__Что требуется__:
Напишите продолжение текста о поэзии, начав сразу после его последнего предложения.

__Показанный текст__:
══════

Обучиться писать стихи не велика наука, пережить стихотворение – вот это трудно.
И превращать поэзию в оружие борьбы за существование – не дело, по моему убеждению. Поэзия участвует в бою, но только в другом. И тех, кто старается утвердить себя стихами, утвердить себя в житейском смысле, Пегас нередко сбрасывает на землю, нередко расшибая чуть не насмерть. Это вообще опасное дело. Я думаю, что здесь всё решает мощь вола, а не плодовитость кролика. Многие считают по-иному, я с ними не согласен.
Замечательно было сказано у Луконина: «Жили мы на войне».

══════

__Набор записей__:

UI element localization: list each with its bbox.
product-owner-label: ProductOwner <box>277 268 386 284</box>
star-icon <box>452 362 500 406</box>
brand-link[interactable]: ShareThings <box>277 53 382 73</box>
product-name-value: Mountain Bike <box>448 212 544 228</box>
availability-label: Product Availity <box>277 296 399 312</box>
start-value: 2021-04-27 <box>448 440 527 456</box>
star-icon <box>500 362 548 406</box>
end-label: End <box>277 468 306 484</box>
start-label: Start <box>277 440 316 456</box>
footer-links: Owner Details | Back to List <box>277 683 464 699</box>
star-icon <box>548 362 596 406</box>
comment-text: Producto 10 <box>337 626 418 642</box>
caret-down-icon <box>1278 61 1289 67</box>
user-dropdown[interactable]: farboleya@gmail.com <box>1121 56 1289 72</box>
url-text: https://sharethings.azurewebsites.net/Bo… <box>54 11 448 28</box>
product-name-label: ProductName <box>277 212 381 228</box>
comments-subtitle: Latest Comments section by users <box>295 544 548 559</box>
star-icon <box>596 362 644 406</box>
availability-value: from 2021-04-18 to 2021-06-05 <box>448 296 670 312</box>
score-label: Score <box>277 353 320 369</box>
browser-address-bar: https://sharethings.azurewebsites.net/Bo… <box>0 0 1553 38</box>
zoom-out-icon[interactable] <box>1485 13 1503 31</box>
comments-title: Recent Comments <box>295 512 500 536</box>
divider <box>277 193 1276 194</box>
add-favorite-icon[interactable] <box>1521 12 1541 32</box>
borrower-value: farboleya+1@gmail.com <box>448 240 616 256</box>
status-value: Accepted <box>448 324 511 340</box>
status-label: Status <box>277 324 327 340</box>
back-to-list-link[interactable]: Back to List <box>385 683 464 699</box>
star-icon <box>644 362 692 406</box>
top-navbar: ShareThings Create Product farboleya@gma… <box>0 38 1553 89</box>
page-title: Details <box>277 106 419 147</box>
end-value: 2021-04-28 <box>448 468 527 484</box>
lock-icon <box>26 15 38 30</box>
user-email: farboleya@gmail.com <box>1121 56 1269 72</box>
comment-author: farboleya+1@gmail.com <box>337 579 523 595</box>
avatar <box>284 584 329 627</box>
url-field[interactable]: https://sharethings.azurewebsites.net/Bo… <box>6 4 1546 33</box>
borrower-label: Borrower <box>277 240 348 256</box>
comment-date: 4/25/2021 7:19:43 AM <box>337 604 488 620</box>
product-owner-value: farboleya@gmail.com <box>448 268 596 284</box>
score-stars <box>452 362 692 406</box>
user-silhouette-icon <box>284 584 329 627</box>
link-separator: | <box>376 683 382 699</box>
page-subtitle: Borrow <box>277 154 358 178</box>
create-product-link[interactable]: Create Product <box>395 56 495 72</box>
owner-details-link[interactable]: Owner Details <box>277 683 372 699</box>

══════

__Ответ на задание__:
Принято говорить, что эта война опровергла старые речения о том, что когда гремят пушки, то Музы молчат. Может быть, и опровергла, я просто находился в таком месте, где не только стиха не напишешь, а даже и письма не напишешь. Поэтому стихи на войне я не писал, сомневаюсь, что для рядового солдата, пехотинца это возможно. Не думаю. На передовой, где все расписано от и до и где посты меняются в срок, а не сменятся в срок, то будет беда, а придя с поста сваливаешься замертво… В Синявинских болотах мы спали на снегу и во сне инстинктивно ползли к кострам и вскакивали, когда загорались шинели.
Однако все-таки «жили мы на войне».
Было и такое. Фронт, прифронтовая полоса… Если люди начнут отставать от эшелонов… Это проблема, которая, может быть, больше всего волновала меня и в военные, и в послевоенные годы. То, что можно назвать двумя словами – долг и право.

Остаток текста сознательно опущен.